■ **WORK TO DO**
Look through the listing and locate every line containing the word "name"; copy those lines.

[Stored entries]
<<<<

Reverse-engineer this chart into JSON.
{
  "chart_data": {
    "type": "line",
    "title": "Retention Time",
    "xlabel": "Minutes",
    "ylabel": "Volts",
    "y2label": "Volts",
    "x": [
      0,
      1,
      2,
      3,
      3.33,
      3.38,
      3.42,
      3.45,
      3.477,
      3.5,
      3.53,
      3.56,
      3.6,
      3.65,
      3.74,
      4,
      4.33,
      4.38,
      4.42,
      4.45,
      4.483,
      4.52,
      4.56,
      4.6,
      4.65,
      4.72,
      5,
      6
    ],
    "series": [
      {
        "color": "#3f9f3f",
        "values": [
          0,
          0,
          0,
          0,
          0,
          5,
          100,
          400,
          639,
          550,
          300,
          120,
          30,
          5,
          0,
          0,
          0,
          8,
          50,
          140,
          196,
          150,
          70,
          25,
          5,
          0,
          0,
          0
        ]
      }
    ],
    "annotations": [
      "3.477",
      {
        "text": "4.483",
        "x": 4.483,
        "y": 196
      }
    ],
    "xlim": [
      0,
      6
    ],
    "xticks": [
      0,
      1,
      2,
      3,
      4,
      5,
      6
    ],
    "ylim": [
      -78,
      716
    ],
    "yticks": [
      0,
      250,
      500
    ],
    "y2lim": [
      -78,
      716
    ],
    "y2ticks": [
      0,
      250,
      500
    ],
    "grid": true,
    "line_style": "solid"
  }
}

>>>>
<<<<

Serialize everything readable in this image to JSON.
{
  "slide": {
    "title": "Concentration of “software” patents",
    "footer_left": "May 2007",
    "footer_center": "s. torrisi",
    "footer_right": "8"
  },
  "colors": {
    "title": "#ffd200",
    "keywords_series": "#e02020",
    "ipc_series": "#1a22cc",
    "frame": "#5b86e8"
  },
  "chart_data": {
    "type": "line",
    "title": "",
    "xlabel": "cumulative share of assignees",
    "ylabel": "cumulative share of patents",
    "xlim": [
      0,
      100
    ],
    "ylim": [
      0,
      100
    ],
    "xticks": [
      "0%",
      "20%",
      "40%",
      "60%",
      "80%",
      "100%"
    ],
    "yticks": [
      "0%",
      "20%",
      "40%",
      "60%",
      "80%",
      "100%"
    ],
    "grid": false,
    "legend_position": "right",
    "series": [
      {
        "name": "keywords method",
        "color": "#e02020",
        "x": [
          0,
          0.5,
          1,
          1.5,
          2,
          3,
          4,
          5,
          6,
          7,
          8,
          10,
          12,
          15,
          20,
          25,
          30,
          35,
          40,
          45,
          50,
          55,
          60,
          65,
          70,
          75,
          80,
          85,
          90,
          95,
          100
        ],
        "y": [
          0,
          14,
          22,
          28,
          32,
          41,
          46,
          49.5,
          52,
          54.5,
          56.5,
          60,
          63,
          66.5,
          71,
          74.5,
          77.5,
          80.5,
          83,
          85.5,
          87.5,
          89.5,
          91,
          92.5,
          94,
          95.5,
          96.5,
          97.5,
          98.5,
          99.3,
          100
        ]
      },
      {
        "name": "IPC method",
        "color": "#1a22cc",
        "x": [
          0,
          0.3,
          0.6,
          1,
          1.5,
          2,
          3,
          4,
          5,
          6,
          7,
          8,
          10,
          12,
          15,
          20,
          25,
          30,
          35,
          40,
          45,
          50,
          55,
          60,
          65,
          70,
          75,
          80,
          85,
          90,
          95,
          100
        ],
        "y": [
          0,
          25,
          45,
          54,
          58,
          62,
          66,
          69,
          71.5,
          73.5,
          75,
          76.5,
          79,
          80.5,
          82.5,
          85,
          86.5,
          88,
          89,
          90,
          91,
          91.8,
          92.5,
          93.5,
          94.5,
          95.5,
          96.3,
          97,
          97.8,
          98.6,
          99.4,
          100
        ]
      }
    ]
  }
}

>>>>
<<<<

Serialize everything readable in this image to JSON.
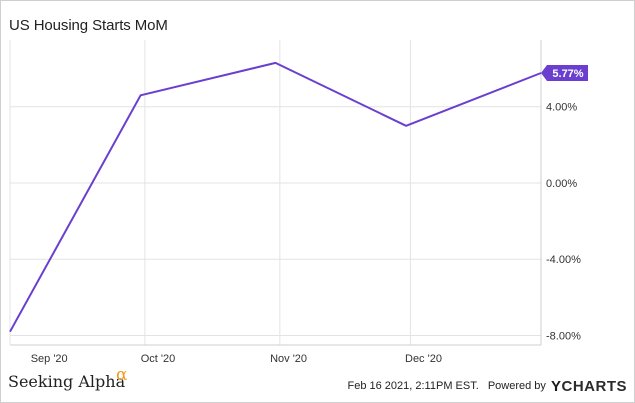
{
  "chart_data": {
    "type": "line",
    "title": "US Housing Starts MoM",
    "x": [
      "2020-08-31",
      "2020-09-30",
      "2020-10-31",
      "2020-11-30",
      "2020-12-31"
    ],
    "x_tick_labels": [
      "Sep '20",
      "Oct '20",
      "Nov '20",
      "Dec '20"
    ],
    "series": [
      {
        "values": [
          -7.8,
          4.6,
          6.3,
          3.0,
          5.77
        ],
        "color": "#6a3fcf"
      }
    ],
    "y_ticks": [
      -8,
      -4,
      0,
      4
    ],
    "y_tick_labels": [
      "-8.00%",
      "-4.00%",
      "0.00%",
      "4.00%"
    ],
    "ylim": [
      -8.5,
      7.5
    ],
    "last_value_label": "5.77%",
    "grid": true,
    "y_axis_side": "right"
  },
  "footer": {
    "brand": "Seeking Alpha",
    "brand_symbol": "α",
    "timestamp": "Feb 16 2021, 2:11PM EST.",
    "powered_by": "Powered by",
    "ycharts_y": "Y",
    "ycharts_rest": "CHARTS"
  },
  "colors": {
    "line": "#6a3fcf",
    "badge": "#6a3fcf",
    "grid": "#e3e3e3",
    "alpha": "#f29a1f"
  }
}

>>>>

■ **TASK OUTPUT**
        "name": "keywords method",
        "name": "IPC method",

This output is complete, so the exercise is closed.